Openbrief - an update service from Lupton Fawcett LLP

Main menu:


Archive

Meta

DAILY STOCKMARKET REPORT 30 October 2009

 

FTSE 100

5137.72, +57.30

Dow

9962.58, +199.89

FTSE 250

8962.41, +112.91

Nasdaq

2097.55, +37.94

FTSE All Share

2628.13, +28.75

S&P 500

1066.11, +23.48

Nikkei

10034.74, +143.64

Hang Seng

21785.50, +520.51

Oil (Crude)

$79.87

Gold

$1047.10

Base Rate

0.5%

10 Yr Gilt

3.66%

£/$

1.653

£/€

1.1161

1 month LIBOR

0.512

3 month LIBOR

0.591

 

Markets

London - The FTSE 100 is currently 1.25 points higher at 5,138.97. WPP tops the risers’ board after pleasing investors with its third quarter trading update ad figures. Shares in the marketing company are 5% higher. Lloyds continues to rise, up 4.8%, after saying yesterday that any European Commission decisions on business divestments won’t be material to the bank.

New York - US stocks rallied yesterday after a report showed the economy returned to growth in the third quarter. GDP grew at a 3.5% annualised rate in the third quarter, the government reported, the first quarter of growth in a year. As a result, the Dow Jones surged 2.05% higher, the S&P 500 jumped 2.25% while the Nasdaq gained 1.85%. Equity gains were broad, helped further by stronger than expected quarterly results from Procter & Gamble and Colgate-Palmolive. P&G reported weaker quarterly earnings and revenue that topped estimates. The consumer products maker also boosted the low end of its fiscal 2010 earnings forecast. Shares gained 4%. Colgate posted an 18% higher third quarter profit to send its shares 1.6% higher.

Tokyo - The Nikkei climbed 143.64 points to close at 10,034.74 this morning. Strong corporate results and an unexpected drop in the rate of unemployment were the catalysts. Japan’s unemployment rate declined to 5.3% in September.

Hong Kong - The Hang Seng is currently 520.51 points higher at 21,785.50. Banking stocks lead the index higher after Bank of China and Industrial & Commercial Bank of China reported better than expected earnings.

Economics

UK GfK consumer confidence (Oct) 00:01 GMT

Housing and equity prices continued to rise through September, and with fears concerning unemployment abating, consumer confidence is likely to improve further in October.

* _Set task 1_: In the rows, copy every line verbatim from the one containing "What elements are" to the one containing "147, 799, 159]", including both of those lines.

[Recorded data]
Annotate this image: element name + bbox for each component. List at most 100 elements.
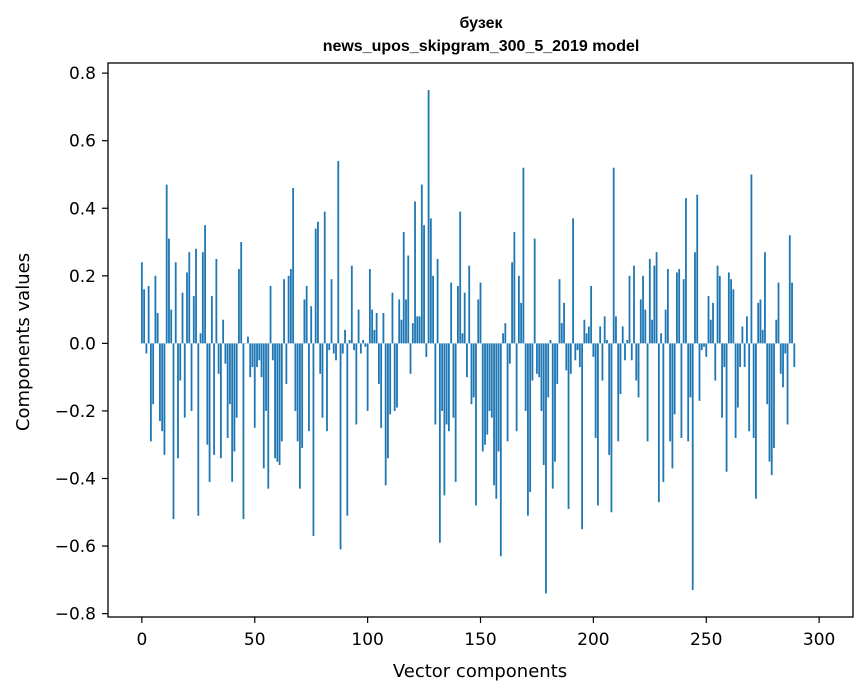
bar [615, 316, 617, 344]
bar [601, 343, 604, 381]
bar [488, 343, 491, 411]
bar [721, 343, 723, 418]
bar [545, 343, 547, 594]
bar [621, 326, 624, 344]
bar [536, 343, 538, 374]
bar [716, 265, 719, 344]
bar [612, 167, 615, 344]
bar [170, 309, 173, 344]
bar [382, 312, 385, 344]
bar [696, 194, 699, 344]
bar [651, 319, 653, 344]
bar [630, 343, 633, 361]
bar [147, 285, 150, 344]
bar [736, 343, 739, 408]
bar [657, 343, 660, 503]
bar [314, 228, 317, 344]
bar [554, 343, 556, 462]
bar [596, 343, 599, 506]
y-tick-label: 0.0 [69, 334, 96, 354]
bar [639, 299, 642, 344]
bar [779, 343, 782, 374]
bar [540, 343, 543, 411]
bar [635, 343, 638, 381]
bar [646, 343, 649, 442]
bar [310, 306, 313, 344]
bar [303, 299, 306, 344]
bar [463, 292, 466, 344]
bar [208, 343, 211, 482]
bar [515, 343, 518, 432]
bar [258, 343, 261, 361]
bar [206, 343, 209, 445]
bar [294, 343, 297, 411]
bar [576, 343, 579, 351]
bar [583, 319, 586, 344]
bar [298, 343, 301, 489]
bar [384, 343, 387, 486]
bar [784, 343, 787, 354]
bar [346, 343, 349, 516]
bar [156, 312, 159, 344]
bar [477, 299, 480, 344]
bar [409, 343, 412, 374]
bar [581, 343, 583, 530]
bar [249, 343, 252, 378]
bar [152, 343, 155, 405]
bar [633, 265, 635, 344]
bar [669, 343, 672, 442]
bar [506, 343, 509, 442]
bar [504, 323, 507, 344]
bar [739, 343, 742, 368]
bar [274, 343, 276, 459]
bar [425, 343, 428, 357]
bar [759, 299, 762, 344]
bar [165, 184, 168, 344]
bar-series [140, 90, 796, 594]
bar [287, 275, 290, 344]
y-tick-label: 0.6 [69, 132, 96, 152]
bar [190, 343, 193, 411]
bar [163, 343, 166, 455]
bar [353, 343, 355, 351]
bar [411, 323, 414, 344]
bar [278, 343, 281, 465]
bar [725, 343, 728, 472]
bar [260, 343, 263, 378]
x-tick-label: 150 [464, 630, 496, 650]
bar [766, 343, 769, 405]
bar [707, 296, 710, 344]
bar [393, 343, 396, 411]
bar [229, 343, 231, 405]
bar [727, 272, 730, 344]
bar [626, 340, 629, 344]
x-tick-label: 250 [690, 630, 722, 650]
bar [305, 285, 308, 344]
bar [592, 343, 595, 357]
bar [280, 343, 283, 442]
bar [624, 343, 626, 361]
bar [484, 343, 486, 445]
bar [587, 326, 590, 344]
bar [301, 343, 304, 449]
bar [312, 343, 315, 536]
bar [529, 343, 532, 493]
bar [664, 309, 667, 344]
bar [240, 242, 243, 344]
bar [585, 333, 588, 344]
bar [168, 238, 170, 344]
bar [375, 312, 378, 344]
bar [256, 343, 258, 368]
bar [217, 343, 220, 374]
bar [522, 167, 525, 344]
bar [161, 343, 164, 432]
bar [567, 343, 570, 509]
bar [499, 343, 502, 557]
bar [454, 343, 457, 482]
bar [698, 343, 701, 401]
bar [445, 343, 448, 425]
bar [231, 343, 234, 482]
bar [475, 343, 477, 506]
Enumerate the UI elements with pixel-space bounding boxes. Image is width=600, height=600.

* * *

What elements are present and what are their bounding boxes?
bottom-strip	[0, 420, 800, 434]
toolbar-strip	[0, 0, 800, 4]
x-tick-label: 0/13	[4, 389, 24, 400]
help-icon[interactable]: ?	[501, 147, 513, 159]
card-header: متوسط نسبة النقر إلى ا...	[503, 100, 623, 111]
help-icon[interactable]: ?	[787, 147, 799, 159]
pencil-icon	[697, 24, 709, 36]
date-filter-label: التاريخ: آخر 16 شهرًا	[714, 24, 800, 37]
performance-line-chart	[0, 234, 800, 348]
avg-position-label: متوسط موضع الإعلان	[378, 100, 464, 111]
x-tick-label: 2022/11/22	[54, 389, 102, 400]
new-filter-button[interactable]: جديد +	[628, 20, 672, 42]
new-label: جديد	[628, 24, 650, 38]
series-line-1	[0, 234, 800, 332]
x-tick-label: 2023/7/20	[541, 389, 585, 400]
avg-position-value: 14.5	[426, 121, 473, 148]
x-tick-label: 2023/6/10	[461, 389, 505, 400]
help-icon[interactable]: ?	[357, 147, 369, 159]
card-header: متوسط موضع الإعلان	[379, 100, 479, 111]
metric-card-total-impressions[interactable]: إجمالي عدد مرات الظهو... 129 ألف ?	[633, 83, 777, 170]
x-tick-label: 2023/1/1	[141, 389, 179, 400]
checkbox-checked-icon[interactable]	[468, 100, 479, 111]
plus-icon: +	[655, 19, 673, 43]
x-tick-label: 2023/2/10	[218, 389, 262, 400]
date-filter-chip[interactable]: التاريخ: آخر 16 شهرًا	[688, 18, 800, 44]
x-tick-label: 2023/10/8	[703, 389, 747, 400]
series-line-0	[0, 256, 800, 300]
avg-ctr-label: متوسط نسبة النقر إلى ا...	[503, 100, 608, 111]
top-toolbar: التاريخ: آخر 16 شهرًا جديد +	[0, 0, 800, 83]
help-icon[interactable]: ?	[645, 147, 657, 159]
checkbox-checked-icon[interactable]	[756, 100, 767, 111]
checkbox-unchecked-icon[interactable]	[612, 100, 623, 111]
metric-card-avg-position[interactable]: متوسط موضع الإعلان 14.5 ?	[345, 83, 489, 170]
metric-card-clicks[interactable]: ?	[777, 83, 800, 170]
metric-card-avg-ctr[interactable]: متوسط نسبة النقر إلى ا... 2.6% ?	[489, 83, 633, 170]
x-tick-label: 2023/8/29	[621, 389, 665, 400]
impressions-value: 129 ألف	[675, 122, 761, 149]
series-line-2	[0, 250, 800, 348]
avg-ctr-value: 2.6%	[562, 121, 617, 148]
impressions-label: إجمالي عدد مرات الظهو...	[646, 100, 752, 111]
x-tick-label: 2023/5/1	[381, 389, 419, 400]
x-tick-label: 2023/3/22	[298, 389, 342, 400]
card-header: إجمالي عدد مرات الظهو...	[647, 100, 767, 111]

* _Set task 2_: Continue the daily stock market report from where it stops.

* _Task answer 1_:
What elements are present and what are their bounding boxes?
bottom-strip	[0, 420, 800, 434]
toolbar-strip	[0, 0, 800, 4]
x-tick-label: 0/13	[4, 389, 24, 400]
help-icon[interactable]: ?	[501, 147, 513, 159]
card-header: متوسط نسبة النقر إلى ا...	[503, 100, 623, 111]
help-icon[interactable]: ?	[787, 147, 799, 159]

* _Task answer 2_:
US Employment cost index (Q3) 12:30 GMT/08:30 EDT

Year-on-year growth in employment costs slowed to just 1.8% in Q2, the all-time low for the series (going back to 1982). Private industry wages & salaries rose by only 0.2% in each of the first two quarters of this year. Wage gains picked up only slightly in Q3, and we expect total wages & salaries to rise 0.5%, with public sector wages (including teachers) running a bit higher at around 0.8%. Benefit costs could show a similar picture, with a total rise of 0.5% in Q3, and a bigger relative increase for state & local government employees. The total ECI would rise 0.5%, with the year-on-year rate falling to a new record low 1.7%.

US Personal income & spending (Sep) 12:30 GMT/08:30 EDT

Employee compensation likely softened in September, after rising modestly in July and August, as aggregate payroll hours fell 0.5% and hourly earnings only rose 0.1%. Analysts expect overall personal income to be flat, assuming proprietors’ and rental income continued to rise. On the consumption side, nominal spending could fall 0.5%, as unit auto sales fell 35% after the cash-for-clunkers program ended. This suggests a 0.7% drop in real PCE, assuming a 0.2% rise in the headline PCE deflator. However, underlying retail sales ex-autos and gasoline have climbed solidly for the past two months.  Analysts expect the core PCE deflator to rise 0.23%, a bit higher than the 0.16% increase in September core CPI. This should take the year-on-year rate up to 1.4%, from 1.3% in August. The PCE deflator has smaller weights for OER and tenant rent, both of which fell 0.1%, while the higher inflation items included autos (+0.5%) and tobacco (+1%).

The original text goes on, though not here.